> **DATA ENTRIES**:
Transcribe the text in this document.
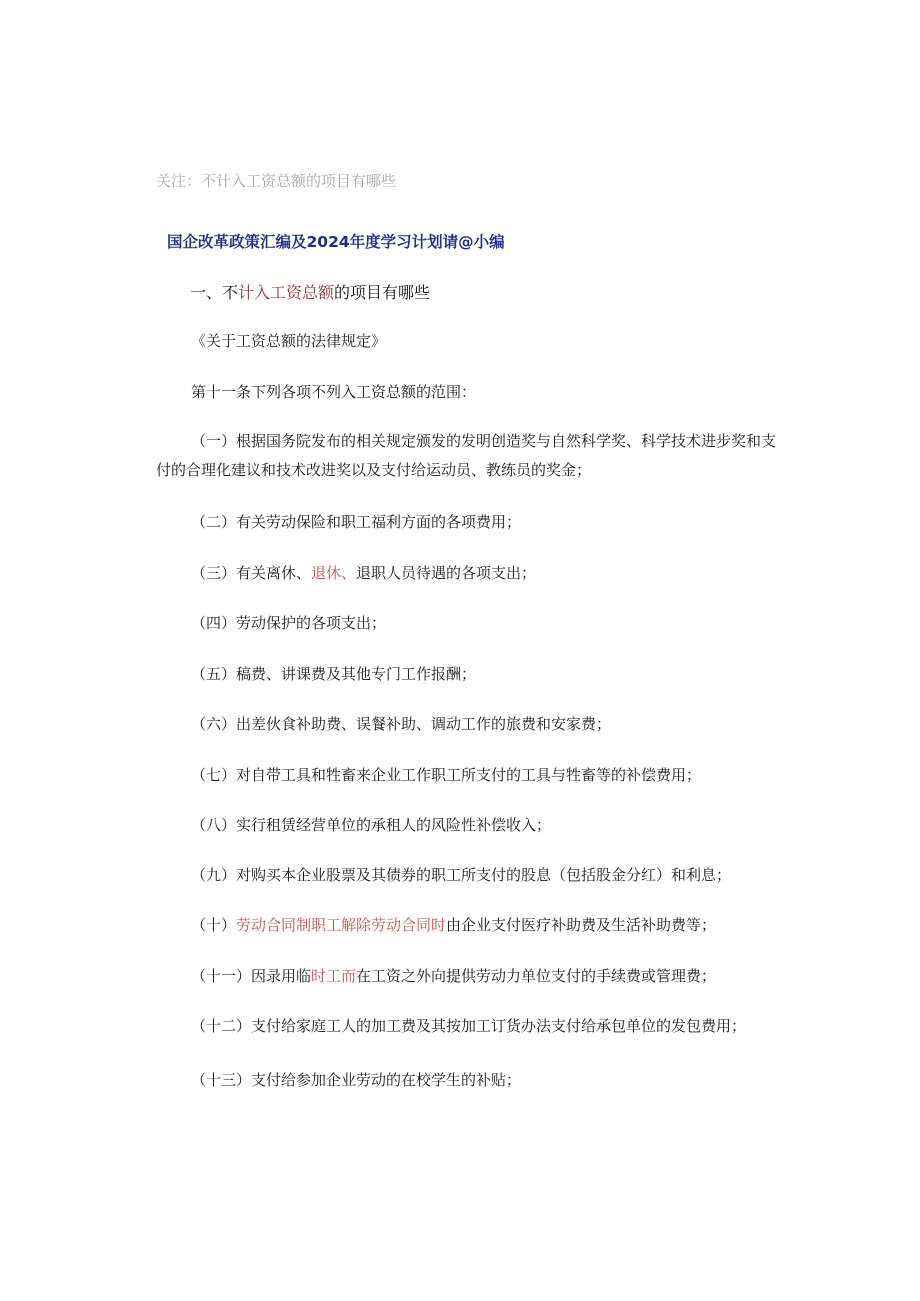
关注：不计入工资总额的项目有哪些
国企改革政策汇编及2024年度学习计划请@小编
一、不计入工资总额的项目有哪些
《关于工资总额的法律规定》
第十一条下列各项不列入工资总额的范围：
（一）根据国务院发布的相关规定颁发的发明创造奖与自然科学奖、科学技术进步奖和支付的合理化建议和技术改进奖以及支付给运动员、教练员的奖金；
（二）有关劳动保险和职工福利方面的各项费用；
（三）有关离休、退休、退职人员待遇的各项支出；
（四）劳动保护的各项支出；
（五）稿费、讲课费及其他专门工作报酬；
（六）出差伙食补助费、误餐补助、调动工作的旅费和安家费；
（七）对自带工具和牲畜来企业工作职工所支付的工具与牲畜等的补偿费用；
（八）实行租赁经营单位的承租人的风险性补偿收入；
（九）对购买本企业股票及其债券的职工所支付的股息（包括股金分红）和利息；
（十）劳动合同制职工解除劳动合同时由企业支付医疗补助费及生活补助费等；
（十一）因录用临时工而在工资之外向提供劳动力单位支付的手续费或管理费；
（十二）支付给家庭工人的加工费及其按加工订货办法支付给承包单位的发包费用；
（十三）支付给参加企业劳动的在校学生的补贴；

> **EXERCISE**: Keep the pictures out of the copy and write out the data exactly as it stands.

> **THE RESPONSE**:
Transcribe the text in this document.
关注：不计入工资总额的项目有哪些
国企改革政策汇编及2024年度学习计划请@小编
一、不计入工资总额的项目有哪些
《关于工资总额的法律规定》
第十一条下列各项不列入工资总额的范围：
（一）根据国务院发布的相关规定颁发的发明创造奖与自然科学奖、科学技术进步奖和支付的合理化建议和技术改进奖以及支付给运动员、教练员的奖金；
（二）有关劳动保险和职工福利方面的各项费用；
（三）有关离休、退休、退职人员待遇的各项支出；
（四）劳动保护的各项支出；
（五）稿费、讲课费及其他专门工作报酬；
（六）出差伙食补助费、误餐补助、调动工作的旅费和安家费；
（七）对自带工具和牲畜来企业工作职工所支付的工具与牲畜等的补偿费用；
（八）实行租赁经营单位的承租人的风险性补偿收入；
（九）对购买本企业股票及其债券的职工所支付的股息（包括股金分红）和利息；
（十）劳动合同制职工解除劳动合同时由企业支付医疗补助费及生活补助费等；
（十一）因录用临时工而在工资之外向提供劳动力单位支付的手续费或管理费；
（十二）支付给家庭工人的加工费及其按加工订货办法支付给承包单位的发包费用；
（十三）支付给参加企业劳动的在校学生的补贴；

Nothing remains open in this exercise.